Figure contents as structured data:

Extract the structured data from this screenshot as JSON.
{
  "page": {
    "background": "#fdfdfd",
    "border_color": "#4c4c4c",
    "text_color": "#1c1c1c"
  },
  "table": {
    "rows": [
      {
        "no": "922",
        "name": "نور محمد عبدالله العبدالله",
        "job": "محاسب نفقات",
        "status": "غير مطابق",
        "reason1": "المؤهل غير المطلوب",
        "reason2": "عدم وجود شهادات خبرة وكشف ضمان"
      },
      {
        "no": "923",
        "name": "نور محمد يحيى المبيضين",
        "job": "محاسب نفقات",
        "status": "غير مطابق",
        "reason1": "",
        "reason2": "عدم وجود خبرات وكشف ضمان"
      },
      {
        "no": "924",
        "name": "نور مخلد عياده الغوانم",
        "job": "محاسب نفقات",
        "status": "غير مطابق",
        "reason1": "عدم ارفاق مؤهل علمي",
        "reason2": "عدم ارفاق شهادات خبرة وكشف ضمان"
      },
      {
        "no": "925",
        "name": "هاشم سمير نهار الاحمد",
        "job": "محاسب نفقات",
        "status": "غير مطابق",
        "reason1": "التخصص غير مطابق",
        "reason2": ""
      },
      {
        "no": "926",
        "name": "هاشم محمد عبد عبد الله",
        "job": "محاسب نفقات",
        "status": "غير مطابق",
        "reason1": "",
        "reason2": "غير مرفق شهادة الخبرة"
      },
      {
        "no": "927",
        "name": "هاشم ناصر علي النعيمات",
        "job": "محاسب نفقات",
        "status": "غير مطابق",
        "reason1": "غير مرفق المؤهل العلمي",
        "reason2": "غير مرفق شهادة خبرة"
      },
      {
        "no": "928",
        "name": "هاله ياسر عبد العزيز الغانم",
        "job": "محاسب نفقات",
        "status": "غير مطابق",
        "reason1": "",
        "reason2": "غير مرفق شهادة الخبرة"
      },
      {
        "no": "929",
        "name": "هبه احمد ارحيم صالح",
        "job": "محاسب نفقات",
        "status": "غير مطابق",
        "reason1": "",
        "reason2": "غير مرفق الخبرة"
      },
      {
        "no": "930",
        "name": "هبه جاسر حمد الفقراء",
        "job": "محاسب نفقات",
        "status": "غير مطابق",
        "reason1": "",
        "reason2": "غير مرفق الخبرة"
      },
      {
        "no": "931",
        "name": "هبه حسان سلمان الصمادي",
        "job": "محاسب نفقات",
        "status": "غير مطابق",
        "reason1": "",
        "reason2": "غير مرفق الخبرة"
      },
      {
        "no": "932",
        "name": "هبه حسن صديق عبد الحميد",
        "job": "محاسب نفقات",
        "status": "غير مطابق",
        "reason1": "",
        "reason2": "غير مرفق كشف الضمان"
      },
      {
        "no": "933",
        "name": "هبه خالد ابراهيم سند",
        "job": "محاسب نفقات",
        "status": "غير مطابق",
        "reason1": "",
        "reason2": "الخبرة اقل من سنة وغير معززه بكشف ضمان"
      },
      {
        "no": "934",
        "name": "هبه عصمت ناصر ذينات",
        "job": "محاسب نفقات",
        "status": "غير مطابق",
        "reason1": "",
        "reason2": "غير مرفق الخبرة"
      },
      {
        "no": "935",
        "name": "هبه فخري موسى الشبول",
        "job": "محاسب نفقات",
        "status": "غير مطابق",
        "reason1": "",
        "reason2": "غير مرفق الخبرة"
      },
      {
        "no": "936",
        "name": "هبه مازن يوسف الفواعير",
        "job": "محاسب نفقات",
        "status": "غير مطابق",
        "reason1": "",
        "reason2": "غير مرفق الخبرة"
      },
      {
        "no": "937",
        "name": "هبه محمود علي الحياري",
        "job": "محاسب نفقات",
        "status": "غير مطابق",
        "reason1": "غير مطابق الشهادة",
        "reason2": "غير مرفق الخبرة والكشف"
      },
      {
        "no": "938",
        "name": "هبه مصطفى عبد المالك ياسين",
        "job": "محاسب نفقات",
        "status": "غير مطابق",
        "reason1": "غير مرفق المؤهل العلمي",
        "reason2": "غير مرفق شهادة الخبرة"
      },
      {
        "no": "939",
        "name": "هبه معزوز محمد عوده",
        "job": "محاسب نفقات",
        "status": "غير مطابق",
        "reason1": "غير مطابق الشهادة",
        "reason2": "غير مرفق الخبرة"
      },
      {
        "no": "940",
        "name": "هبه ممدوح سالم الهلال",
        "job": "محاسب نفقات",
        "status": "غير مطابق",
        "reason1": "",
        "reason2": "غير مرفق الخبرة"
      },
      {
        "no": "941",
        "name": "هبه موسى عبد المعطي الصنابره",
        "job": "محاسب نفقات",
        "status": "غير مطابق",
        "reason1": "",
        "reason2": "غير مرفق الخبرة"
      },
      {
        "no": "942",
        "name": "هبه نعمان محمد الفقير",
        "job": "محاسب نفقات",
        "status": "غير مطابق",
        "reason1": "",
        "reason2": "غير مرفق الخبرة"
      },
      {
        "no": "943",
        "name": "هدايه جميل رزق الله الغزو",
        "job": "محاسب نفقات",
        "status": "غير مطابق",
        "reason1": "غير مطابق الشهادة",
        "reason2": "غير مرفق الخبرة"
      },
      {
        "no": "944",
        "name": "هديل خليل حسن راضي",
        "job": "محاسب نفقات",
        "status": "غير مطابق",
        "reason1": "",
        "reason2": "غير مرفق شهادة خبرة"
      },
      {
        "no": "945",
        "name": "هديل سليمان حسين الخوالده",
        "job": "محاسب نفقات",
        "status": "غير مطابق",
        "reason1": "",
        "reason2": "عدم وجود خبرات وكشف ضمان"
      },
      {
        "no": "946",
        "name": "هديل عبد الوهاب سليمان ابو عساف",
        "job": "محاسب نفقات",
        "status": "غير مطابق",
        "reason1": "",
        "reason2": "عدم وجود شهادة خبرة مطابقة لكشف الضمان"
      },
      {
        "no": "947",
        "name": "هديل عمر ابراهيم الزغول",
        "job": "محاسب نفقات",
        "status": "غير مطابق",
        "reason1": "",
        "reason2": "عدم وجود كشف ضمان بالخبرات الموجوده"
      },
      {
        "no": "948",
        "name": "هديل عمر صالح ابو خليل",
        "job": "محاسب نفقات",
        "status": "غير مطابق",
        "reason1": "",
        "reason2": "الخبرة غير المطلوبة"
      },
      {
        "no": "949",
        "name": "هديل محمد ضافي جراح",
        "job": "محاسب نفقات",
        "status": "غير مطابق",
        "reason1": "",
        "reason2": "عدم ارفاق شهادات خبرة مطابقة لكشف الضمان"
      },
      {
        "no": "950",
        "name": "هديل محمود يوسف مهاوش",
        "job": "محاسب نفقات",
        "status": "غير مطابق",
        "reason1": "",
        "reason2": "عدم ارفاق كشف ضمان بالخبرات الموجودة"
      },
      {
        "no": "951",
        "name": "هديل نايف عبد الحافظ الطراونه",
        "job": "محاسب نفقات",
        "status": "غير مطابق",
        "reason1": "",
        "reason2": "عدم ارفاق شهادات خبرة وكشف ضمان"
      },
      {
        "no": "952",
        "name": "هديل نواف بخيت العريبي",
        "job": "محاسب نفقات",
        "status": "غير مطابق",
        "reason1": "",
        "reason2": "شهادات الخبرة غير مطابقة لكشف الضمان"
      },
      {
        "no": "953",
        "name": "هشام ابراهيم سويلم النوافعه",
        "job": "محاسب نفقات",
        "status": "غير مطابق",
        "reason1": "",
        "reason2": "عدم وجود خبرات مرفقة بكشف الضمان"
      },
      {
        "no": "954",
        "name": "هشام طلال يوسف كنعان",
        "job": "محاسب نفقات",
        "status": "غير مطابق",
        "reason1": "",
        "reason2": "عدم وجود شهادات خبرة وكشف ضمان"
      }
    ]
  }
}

▶ **SHORT EXERCISE**
Copy every line of the records above that contains "هشام".

▶ **SOLVED EXERCISE**
        "name": "هشام ابراهيم سويلم النوافعه",
        "name": "هشام طلال يوسف كنعان",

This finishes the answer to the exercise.